- [Task requirements]:
Return the material below in full and exactly.

------ Supplied records ------

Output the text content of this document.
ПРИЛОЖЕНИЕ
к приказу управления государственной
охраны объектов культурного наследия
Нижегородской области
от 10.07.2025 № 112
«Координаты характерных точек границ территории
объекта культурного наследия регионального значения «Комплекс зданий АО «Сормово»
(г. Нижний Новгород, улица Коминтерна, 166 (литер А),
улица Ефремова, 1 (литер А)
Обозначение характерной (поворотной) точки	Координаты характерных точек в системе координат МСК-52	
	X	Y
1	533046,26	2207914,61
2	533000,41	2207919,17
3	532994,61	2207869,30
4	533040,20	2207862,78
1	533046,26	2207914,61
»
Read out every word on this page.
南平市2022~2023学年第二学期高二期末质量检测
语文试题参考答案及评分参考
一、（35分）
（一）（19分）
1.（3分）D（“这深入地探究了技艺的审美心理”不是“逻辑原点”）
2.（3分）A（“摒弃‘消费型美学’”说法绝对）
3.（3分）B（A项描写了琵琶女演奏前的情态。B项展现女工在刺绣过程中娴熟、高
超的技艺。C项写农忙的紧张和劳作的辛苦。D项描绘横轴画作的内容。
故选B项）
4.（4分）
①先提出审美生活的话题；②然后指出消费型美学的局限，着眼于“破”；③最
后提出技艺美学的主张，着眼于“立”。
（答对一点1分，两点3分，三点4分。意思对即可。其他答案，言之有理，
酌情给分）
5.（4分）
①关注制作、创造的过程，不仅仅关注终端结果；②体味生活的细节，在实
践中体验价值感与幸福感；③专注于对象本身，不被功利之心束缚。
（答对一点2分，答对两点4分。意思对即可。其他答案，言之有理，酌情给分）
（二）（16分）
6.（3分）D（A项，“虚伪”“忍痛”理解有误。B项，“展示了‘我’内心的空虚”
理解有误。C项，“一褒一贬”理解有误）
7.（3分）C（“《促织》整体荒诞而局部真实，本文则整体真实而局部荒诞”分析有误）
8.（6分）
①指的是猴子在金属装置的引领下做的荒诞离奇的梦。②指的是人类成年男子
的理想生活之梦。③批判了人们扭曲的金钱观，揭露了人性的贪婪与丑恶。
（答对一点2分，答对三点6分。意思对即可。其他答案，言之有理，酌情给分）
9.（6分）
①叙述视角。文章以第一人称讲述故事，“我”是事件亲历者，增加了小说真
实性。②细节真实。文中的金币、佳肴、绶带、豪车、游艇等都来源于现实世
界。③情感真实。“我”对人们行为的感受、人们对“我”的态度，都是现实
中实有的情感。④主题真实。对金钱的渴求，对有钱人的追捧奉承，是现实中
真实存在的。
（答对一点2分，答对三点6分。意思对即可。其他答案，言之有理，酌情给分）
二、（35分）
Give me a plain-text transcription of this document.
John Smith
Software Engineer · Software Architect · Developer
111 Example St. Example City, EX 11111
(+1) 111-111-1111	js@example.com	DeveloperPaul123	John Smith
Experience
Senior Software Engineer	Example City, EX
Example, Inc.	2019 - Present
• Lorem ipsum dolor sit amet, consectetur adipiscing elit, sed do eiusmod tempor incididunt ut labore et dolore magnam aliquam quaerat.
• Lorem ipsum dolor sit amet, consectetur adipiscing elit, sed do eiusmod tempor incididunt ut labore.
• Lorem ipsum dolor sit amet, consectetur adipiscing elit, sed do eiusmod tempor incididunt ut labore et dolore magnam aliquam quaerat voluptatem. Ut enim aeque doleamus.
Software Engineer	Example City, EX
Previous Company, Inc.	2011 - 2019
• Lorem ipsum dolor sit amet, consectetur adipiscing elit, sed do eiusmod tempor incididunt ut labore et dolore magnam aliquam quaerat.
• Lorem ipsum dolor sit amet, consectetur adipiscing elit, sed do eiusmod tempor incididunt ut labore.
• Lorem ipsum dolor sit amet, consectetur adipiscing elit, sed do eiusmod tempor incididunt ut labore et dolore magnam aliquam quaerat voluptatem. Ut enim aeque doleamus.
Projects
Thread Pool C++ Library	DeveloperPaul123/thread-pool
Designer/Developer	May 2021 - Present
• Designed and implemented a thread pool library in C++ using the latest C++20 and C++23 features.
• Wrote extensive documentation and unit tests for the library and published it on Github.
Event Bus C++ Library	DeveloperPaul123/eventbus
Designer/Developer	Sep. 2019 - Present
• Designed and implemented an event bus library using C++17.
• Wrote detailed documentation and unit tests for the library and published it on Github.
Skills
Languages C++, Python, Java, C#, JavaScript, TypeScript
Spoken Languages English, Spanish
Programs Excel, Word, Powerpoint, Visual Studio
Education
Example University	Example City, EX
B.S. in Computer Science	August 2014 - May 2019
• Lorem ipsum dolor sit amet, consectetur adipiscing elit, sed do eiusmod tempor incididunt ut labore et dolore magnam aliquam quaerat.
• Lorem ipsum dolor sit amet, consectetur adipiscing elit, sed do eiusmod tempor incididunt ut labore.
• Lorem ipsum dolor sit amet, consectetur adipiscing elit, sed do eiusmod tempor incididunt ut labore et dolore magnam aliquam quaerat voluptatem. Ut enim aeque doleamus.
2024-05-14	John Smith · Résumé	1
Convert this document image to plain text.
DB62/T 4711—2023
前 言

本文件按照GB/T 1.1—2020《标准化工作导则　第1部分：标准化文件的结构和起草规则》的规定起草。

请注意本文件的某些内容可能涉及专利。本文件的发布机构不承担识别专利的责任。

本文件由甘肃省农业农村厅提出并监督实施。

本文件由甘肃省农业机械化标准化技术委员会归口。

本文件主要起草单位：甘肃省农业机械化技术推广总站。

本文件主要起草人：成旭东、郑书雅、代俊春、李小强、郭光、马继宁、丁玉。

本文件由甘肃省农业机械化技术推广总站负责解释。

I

------

- [Solution to this exercise]:
Output the text content of this document.
ПРИЛОЖЕНИЕ
к приказу управления государственной
охраны объектов культурного наследия
Нижегородской области
от 10.07.2025 № 112
«Координаты характерных точек границ территории
объекта культурного наследия регионального значения «Комплекс зданий АО «Сормово»
(г. Нижний Новгород, улица Коминтерна, 166 (литер А),
улица Ефремова, 1 (литер А)
Обозначение характерной (поворотной) точки	Координаты характерных точек в системе координат МСК-52	
	X	Y
1	533046,26	2207914,61
2	533000,41	2207919,17
3	532994,61	2207869,30
4	533040,20	2207862,78
1	533046,26	2207914,61
»
Read out every word on this page.
南平市2022~2023学年第二学期高二期末质量检测
语文试题参考答案及评分参考
一、（35分）
（一）（19分）
1.（3分）D（“这深入地探究了技艺的审美心理”不是“逻辑原点”）
2.（3分）A（“摒弃‘消费型美学’”说法绝对）
3.（3分）B（A项描写了琵琶女演奏前的情态。B项展现女工在刺绣过程中娴熟、高
超的技艺。C项写农忙的紧张和劳作的辛苦。D项描绘横轴画作的内容。
故选B项）
4.（4分）
①先提出审美生活的话题；②然后指出消费型美学的局限，着眼于“破”；③最
后提出技艺美学的主张，着眼于“立”。
（答对一点1分，两点3分，三点4分。意思对即可。其他答案，言之有理，
酌情给分）
5.（4分）
①关注制作、创造的过程，不仅仅关注终端结果；②体味生活的细节，在实
践中体验价值感与幸福感；③专注于对象本身，不被功利之心束缚。
（答对一点2分，答对两点4分。意思对即可。其他答案，言之有理，酌情给分）
（二）（16分）
6.（3分）D（A项，“虚伪”“忍痛”理解有误。B项，“展示了‘我’内心的空虚”
理解有误。C项，“一褒一贬”理解有误）
7.（3分）C（“《促织》整体荒诞而局部真实，本文则整体真实而局部荒诞”分析有误）
8.（6分）
①指的是猴子在金属装置的引领下做的荒诞离奇的梦。②指的是人类成年男子
的理想生活之梦。③批判了人们扭曲的金钱观，揭露了人性的贪婪与丑恶。
（答对一点2分，答对三点6分。意思对即可。其他答案，言之有理，酌情给分）
9.（6分）
①叙述视角。文章以第一人称讲述故事，“我”是事件亲历者，增加了小说真
实性。②细节真实。文中的金币、佳肴、绶带、豪车、游艇等都来源于现实世
界。③情感真实。“我”对人们行为的感受、人们对“我”的态度，都是现实
中实有的情感。④主题真实。对金钱的渴求，对有钱人的追捧奉承，是现实中
真实存在的。
（答对一点2分，答对三点6分。意思对即可。其他答案，言之有理，酌情给分）
二、（35分）
Give me a plain-text transcription of this document.
John Smith
Software Engineer · Software Architect · Developer
111 Example St. Example City, EX 11111
(+1) 111-111-1111	js@example.com	DeveloperPaul123	John Smith
Experience
Senior Software Engineer	Example City, EX
Example, Inc.	2019 - Present
• Lorem ipsum dolor sit amet, consectetur adipiscing elit, sed do eiusmod tempor incididunt ut labore et dolore magnam aliquam quaerat.
• Lorem ipsum dolor sit amet, consectetur adipiscing elit, sed do eiusmod tempor incididunt ut labore.
• Lorem ipsum dolor sit amet, consectetur adipiscing elit, sed do eiusmod tempor incididunt ut labore et dolore magnam aliquam quaerat voluptatem. Ut enim aeque doleamus.
Software Engineer	Example City, EX
Previous Company, Inc.	2011 - 2019
• Lorem ipsum dolor sit amet, consectetur adipiscing elit, sed do eiusmod tempor incididunt ut labore et dolore magnam aliquam quaerat.
• Lorem ipsum dolor sit amet, consectetur adipiscing elit, sed do eiusmod tempor incididunt ut labore.
• Lorem ipsum dolor sit amet, consectetur adipiscing elit, sed do eiusmod tempor incididunt ut labore et dolore magnam aliquam quaerat voluptatem. Ut enim aeque doleamus.
Projects
Thread Pool C++ Library	DeveloperPaul123/thread-pool
Designer/Developer	May 2021 - Present
• Designed and implemented a thread pool library in C++ using the latest C++20 and C++23 features.
• Wrote extensive documentation and unit tests for the library and published it on Github.
Event Bus C++ Library	DeveloperPaul123/eventbus
Designer/Developer	Sep. 2019 - Present
• Designed and implemented an event bus library using C++17.
• Wrote detailed documentation and unit tests for the library and published it on Github.
Skills
Languages C++, Python, Java, C#, JavaScript, TypeScript
Spoken Languages English, Spanish
Programs Excel, Word, Powerpoint, Visual Studio
Education
Example University	Example City, EX
B.S. in Computer Science	August 2014 - May 2019
• Lorem ipsum dolor sit amet, consectetur adipiscing elit, sed do eiusmod tempor incididunt ut labore et dolore magnam aliquam quaerat.
• Lorem ipsum dolor sit amet, consectetur adipiscing elit, sed do eiusmod tempor incididunt ut labore.
• Lorem ipsum dolor sit amet, consectetur adipiscing elit, sed do eiusmod tempor incididunt ut labore et dolore magnam aliquam quaerat voluptatem. Ut enim aeque doleamus.
2024-05-14	John Smith · Résumé	1
Convert this document image to plain text.
DB62/T 4711—2023
前 言

本文件按照GB/T 1.1—2020《标准化工作导则　第1部分：标准化文件的结构和起草规则》的规定起草。

请注意本文件的某些内容可能涉及专利。本文件的发布机构不承担识别专利的责任。

本文件由甘肃省农业农村厅提出并监督实施。

本文件由甘肃省农业机械化标准化技术委员会归口。

本文件主要起草单位：甘肃省农业机械化技术推广总站。

本文件主要起草人：成旭东、郑书雅、代俊春、李小强、郭光、马继宁、丁玉。

本文件由甘肃省农业机械化技术推广总站负责解释。

I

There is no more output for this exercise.